# Fastener recommendation



## dan_s (Jan 30, 2012)

I have been replacing a lot of exterior trim lately for a few painting crews before they paint. Most houses here are either 1x cedar or 1x smartside, with the occasional 5/4 or 2x rough sawn. Currently I use a pneumatic bostitch coil siding nailer. I usually shoot 2 3/16 Stainless rings for the cedar and galv ring for the smartside (I believe it is a 7d nail). Most of these jobs are just a few boards and I want to go cordless for a faster set up and tear down. I have all dewalt cordless tools and am starting to move over to 60v. I like to stay dewalt, I have a paslode finish nailer, but it does not like the cold and I seem to have trouble with it every 4 month.

My question is two fold, have the dewalt nailers come along where they are mostly reliable. And 2, what size nail gun should I be using for 1x. Could I get away with a 15 gauge nailgun. I would still need to check if I can get a stainless steel fastener in that size. I know they make stainless that fits the cordless framer, and that could be an option. Just figure I could use a 15 for exterior and interior trim.

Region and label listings
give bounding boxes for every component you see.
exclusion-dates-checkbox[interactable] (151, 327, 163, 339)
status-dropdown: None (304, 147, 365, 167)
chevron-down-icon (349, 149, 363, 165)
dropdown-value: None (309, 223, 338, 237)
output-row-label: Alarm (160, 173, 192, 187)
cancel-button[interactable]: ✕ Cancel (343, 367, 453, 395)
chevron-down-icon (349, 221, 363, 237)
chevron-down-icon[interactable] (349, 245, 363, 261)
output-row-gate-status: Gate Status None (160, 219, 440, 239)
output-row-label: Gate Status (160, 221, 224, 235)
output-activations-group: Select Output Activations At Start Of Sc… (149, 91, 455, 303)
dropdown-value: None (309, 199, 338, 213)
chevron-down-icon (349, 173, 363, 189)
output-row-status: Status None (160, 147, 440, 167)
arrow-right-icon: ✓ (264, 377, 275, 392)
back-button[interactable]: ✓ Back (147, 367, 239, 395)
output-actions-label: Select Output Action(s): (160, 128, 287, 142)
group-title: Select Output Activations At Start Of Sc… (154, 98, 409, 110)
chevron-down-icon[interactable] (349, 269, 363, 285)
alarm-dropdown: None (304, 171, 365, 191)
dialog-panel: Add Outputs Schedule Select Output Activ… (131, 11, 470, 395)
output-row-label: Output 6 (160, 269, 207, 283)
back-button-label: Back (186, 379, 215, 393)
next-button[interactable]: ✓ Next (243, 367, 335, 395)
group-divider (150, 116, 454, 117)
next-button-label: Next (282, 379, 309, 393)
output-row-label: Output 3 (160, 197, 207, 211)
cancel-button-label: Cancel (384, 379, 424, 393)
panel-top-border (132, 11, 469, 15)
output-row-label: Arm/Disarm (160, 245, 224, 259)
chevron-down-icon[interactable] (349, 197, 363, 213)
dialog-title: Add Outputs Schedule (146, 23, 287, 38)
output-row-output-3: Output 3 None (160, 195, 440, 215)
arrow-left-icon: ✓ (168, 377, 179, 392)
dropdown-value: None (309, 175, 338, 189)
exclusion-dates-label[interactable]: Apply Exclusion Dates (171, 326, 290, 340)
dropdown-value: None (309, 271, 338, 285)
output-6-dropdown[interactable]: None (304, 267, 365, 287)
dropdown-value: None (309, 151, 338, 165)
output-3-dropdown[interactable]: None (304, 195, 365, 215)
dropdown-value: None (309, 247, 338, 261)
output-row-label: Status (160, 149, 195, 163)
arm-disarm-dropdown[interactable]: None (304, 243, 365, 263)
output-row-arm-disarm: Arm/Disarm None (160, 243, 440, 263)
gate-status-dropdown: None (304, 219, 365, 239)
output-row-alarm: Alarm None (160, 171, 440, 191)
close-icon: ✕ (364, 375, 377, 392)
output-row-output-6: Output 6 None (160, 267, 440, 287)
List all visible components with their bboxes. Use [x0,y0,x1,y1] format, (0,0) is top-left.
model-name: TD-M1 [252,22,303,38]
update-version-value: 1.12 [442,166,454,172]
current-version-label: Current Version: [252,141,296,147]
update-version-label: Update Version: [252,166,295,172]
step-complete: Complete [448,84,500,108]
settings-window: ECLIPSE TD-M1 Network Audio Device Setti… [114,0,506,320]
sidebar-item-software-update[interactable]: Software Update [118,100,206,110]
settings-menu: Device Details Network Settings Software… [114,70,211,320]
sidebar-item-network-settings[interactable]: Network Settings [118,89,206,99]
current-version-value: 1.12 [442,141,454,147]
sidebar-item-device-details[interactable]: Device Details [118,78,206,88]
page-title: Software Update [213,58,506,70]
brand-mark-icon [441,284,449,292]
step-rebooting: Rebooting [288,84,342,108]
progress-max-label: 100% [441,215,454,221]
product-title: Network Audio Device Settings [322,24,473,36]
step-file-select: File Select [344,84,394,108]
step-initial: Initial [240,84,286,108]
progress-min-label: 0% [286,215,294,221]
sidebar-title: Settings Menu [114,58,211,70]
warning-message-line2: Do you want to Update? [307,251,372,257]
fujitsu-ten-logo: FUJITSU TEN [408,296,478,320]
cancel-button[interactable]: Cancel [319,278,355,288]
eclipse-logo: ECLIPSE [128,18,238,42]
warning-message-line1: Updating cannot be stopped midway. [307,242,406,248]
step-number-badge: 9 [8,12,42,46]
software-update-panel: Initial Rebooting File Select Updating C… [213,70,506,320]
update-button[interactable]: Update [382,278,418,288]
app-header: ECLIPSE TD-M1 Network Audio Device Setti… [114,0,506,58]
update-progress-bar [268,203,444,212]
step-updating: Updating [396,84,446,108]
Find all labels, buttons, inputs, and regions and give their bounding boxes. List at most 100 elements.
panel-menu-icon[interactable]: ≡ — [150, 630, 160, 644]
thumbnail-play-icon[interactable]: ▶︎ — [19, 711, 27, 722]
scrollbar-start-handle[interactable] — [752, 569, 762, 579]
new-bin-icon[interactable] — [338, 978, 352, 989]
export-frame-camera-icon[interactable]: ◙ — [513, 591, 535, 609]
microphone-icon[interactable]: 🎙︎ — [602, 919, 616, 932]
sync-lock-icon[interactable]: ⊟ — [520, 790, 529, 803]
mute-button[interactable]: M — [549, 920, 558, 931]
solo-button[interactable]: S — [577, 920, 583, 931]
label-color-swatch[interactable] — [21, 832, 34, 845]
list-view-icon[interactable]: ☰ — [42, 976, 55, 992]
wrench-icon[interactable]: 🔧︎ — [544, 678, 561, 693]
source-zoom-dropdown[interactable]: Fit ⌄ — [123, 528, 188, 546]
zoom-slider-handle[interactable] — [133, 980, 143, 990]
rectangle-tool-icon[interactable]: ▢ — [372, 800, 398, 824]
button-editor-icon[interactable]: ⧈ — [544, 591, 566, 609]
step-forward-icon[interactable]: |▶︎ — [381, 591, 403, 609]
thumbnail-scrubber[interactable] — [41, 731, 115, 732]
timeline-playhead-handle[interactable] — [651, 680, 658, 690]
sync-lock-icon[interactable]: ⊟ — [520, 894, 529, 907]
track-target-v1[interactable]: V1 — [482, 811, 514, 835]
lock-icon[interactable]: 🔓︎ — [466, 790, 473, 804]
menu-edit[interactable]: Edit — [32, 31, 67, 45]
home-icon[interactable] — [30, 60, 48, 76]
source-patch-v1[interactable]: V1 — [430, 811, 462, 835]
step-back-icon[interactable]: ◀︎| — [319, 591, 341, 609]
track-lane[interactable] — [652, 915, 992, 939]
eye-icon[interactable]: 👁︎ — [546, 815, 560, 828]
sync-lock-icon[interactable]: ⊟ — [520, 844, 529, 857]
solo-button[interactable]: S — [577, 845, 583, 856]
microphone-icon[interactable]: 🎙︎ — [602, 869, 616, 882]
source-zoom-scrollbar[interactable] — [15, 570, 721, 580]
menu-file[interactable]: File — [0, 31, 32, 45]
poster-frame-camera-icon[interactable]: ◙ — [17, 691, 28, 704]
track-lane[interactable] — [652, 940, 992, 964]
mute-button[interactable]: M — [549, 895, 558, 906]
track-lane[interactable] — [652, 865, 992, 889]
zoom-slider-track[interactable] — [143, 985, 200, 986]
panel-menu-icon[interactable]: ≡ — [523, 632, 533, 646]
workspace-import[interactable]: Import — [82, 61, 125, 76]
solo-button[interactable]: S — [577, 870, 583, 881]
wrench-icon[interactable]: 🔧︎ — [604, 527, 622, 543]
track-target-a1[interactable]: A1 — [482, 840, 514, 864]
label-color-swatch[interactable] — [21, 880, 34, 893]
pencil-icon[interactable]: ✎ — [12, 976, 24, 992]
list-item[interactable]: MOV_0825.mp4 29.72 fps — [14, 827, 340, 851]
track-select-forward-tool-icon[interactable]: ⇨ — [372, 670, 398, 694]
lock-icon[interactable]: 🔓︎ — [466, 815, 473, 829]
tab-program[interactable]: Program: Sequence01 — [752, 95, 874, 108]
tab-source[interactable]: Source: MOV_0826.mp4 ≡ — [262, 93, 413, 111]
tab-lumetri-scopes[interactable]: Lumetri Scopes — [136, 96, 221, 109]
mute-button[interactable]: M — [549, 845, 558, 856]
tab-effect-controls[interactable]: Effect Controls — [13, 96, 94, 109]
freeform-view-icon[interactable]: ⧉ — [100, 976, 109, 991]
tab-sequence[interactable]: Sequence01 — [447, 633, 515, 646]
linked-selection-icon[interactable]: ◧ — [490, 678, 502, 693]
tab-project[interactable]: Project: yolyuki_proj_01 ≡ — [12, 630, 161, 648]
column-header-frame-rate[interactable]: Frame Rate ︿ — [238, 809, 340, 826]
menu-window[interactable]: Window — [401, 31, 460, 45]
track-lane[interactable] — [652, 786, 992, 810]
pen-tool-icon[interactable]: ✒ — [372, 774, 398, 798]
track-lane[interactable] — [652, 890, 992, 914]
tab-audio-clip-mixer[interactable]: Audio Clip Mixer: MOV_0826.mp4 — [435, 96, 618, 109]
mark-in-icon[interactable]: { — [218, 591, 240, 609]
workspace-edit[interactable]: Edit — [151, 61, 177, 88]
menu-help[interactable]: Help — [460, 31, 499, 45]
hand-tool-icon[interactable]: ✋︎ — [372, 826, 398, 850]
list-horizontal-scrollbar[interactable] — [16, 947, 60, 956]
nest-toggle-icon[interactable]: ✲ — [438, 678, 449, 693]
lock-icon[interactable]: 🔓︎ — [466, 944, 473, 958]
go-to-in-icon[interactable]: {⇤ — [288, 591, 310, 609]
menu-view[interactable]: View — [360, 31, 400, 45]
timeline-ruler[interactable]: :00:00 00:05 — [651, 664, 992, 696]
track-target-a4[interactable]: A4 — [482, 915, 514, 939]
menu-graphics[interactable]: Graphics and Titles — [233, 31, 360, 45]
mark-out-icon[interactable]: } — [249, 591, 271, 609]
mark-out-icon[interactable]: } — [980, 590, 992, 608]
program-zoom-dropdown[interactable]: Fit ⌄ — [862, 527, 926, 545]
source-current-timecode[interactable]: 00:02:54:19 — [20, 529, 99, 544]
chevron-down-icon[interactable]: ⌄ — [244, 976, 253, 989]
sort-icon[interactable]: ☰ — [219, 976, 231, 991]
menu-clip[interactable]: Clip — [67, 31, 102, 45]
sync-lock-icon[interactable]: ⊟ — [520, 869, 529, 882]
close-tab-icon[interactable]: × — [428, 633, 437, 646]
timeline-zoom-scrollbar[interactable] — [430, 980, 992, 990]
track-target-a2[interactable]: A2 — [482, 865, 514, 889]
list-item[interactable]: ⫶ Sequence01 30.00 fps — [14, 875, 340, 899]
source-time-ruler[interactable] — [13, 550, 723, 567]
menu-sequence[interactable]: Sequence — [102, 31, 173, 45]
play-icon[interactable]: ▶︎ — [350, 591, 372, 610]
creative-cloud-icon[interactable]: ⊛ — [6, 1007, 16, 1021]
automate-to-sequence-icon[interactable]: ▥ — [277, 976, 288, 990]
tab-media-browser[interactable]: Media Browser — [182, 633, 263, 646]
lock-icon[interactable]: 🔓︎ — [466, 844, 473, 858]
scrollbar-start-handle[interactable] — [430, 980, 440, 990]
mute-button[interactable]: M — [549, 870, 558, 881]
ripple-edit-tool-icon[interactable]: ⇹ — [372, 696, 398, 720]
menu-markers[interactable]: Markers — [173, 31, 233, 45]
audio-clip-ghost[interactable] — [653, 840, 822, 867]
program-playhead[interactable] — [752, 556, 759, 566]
---
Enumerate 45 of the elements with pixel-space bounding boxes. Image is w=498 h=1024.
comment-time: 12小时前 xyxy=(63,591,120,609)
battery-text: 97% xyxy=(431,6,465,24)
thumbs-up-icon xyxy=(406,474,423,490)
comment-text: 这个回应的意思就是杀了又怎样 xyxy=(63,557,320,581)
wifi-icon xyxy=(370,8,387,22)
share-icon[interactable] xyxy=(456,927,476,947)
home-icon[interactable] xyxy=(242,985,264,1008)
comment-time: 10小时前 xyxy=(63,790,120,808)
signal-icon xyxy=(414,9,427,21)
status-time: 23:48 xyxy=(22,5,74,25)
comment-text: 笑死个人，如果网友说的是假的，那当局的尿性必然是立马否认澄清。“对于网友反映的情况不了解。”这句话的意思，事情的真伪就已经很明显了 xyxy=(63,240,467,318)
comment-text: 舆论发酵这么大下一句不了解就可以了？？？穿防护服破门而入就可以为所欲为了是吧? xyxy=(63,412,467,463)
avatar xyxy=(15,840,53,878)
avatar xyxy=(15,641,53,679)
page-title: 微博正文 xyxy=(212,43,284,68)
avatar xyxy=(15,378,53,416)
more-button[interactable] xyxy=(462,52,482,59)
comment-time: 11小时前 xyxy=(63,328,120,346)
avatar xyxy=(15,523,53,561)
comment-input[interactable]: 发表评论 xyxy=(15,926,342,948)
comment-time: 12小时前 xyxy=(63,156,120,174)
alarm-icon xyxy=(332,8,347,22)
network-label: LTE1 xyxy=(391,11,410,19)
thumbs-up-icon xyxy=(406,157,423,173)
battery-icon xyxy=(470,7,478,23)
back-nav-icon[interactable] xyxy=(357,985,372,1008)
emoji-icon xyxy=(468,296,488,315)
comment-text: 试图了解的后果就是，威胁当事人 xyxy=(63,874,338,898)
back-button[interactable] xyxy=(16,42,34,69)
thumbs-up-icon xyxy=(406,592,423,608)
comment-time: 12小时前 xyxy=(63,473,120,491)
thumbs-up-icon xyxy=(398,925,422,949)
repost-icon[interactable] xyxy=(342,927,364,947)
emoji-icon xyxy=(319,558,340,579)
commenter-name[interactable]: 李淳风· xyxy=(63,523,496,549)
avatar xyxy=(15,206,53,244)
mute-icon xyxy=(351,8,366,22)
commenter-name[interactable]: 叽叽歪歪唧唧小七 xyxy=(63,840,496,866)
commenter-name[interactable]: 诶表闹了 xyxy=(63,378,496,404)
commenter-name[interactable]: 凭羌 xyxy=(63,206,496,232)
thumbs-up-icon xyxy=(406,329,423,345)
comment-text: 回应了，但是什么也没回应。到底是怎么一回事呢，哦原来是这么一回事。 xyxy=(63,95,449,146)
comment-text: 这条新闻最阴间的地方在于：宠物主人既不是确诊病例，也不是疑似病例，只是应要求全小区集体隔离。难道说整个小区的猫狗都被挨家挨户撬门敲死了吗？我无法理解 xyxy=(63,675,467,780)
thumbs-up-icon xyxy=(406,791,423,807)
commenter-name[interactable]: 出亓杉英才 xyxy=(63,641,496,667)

What you will do —
[a] Summarize the fastener post in two sentences.
[b] Please state whether each statement agrees with the fastener post, answering yes or no and quoting the words that decide it: (i) The poster uses galvanized ring nails for smartside. (ii) The poster's Paslode finish nailer handles cold weather well. (iii) The poster wants to move away from DeWalt tools.
[c] Reproduce the fastener post between "I have been" and "every 4 month.", inclusive, swapping "cedar" for "redwood".

Solutions below —
[a] The poster replaces exterior trim, mostly 1x cedar or 1x smartside, for painting crews using a pneumatic Bostitch coil siding nailer, and wants to go cordless for faster setup and teardown on small jobs. They ask whether DeWalt nailers have become mostly reliable and whether a 15 gauge nailer would work for 1x trim, though they would still need to check for stainless steel fasteners in that size.

[b]
(i) Yes: "galv ring for the smartside"
(ii) No: "it does not like the cold"
(iii) No: "I like to stay dewalt"

[c]
I have been replacing a lot of exterior trim lately for a few painting crews before they paint. Most houses here are either 1x redwood or 1x smartside, with the occasional 5/4 or 2x rough sawn. Currently I use a pneumatic bostitch coil siding nailer. I usually shoot 2 3/16 Stainless rings for the redwood and galv ring for the smartside (I believe it is a 7d nail). Most of these jobs are just a few boards and I want to go cordless for a faster set up and tear down. I have all dewalt cordless tools and am starting to move over to 60v. I like to stay dewalt, I have a paslode finish nailer, but it does not like the cold and I seem to have trouble with it every 4 month.